Output all the entries word for word. Omit the pictures.

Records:

####################

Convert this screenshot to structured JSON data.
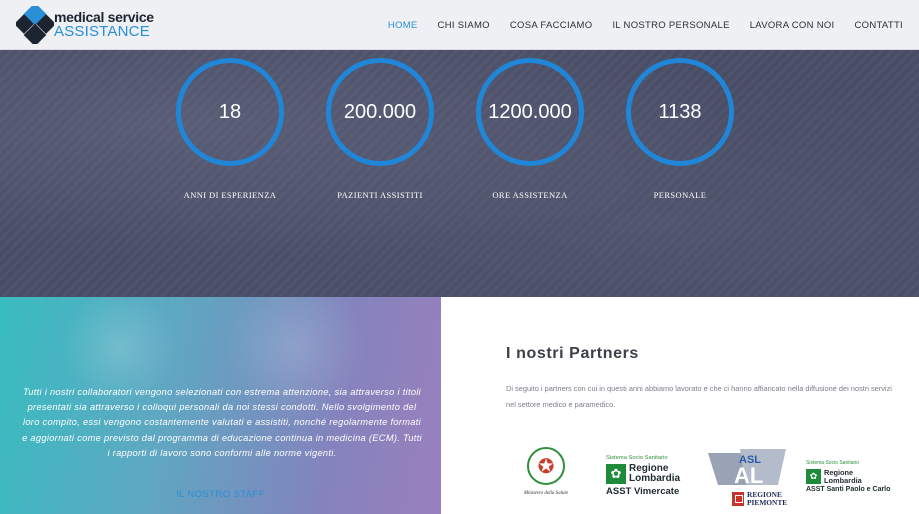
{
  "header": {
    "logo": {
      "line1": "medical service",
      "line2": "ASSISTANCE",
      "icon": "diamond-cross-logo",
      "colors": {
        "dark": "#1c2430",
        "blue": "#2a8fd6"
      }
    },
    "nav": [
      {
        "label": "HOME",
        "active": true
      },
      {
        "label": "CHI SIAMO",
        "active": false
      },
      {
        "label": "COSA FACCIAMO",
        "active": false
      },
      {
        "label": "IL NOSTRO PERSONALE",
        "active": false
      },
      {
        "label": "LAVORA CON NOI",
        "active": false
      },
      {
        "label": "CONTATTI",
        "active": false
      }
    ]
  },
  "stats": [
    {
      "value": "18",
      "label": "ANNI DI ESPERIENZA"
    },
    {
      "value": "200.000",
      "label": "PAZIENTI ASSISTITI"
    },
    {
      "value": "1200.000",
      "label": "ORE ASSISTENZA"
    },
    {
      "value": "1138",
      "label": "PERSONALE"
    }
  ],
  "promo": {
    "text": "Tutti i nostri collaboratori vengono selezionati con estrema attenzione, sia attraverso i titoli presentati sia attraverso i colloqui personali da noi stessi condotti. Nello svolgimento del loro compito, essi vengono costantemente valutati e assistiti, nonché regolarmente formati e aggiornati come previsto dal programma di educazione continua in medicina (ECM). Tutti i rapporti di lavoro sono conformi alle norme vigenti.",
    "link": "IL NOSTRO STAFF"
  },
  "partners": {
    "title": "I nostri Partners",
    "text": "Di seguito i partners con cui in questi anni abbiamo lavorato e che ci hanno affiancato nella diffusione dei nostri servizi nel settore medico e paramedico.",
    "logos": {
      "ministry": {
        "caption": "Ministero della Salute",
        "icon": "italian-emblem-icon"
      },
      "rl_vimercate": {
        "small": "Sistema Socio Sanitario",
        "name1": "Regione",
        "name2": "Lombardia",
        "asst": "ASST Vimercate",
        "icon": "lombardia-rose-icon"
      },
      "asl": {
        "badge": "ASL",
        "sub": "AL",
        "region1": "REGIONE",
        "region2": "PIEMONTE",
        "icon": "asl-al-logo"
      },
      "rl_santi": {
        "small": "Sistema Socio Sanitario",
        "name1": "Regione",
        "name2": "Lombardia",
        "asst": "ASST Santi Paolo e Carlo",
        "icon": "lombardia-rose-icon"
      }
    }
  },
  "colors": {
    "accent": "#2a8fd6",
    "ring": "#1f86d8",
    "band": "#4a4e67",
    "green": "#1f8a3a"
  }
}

####################

**Exercise output:**
Convert this screenshot to structured JSON data.
{
  "header": {
    "logo": {
      "line1": "medical service",
      "line2": "ASSISTANCE",
      "icon": "diamond-cross-logo",
      "colors": {
        "dark": "#1c2430",
        "blue": "#2a8fd6"
      }
    },
    "nav": [
      {
        "label": "HOME",
        "active": true
      },
      {
        "label": "CHI SIAMO",
        "active": false
      },
      {
        "label": "COSA FACCIAMO",
        "active": false
      },
      {
        "label": "IL NOSTRO PERSONALE",
        "active": false
      },
      {
        "label": "LAVORA CON NOI",
        "active": false
      },
      {
        "label": "CONTATTI",
        "active": false
      }
    ]
  },
  "stats": [
    {
      "value": "18",
      "label": "ANNI DI ESPERIENZA"
    },
    {
      "value": "200.000",
      "label": "PAZIENTI ASSISTITI"
    },
    {
      "value": "1200.000",
      "label": "ORE ASSISTENZA"
    },
    {
      "value": "1138",
      "label": "PERSONALE"
    }
  ],
  "promo": {
    "text": "Tutti i nostri collaboratori vengono selezionati con estrema attenzione, sia attraverso i titoli presentati sia attraverso i colloqui personali da noi stessi condotti. Nello svolgimento del loro compito, essi vengono costantemente valutati e assistiti, nonché regolarmente formati e aggiornati come previsto dal programma di educazione continua in medicina (ECM). Tutti i rapporti di lavoro sono conformi alle norme vigenti.",
    "link": "IL NOSTRO STAFF"
  },
  "partners": {
    "title": "I nostri Partners",
    "text": "Di seguito i partners con cui in questi anni abbiamo lavorato e che ci hanno affiancato nella diffusione dei nostri servizi nel settore medico e paramedico.",
    "logos": {
      "ministry": {
        "caption": "Ministero della Salute",
        "icon": "italian-emblem-icon"
      },
      "rl_vimercate": {
        "small": "Sistema Socio Sanitario",
        "name1": "Regione",
        "name2": "Lombardia",
        "asst": "ASST Vimercate",
        "icon": "lombardia-rose-icon"
      },
      "asl": {
        "badge": "ASL",
        "sub": "AL",
        "region1": "REGIONE",
        "region2": "PIEMONTE",
        "icon": "asl-al-logo"
      },
      "rl_santi": {
        "small": "Sistema Socio Sanitario",
        "name1": "Regione",
        "name2": "Lombardia",
        "asst": "ASST Santi Paolo e Carlo",
        "icon": "lombardia-rose-icon"
      }
    }
  },
  "colors": {
    "accent": "#2a8fd6",
    "ring": "#1f86d8",
    "band": "#4a4e67",
    "green": "#1f8a3a"
  }
}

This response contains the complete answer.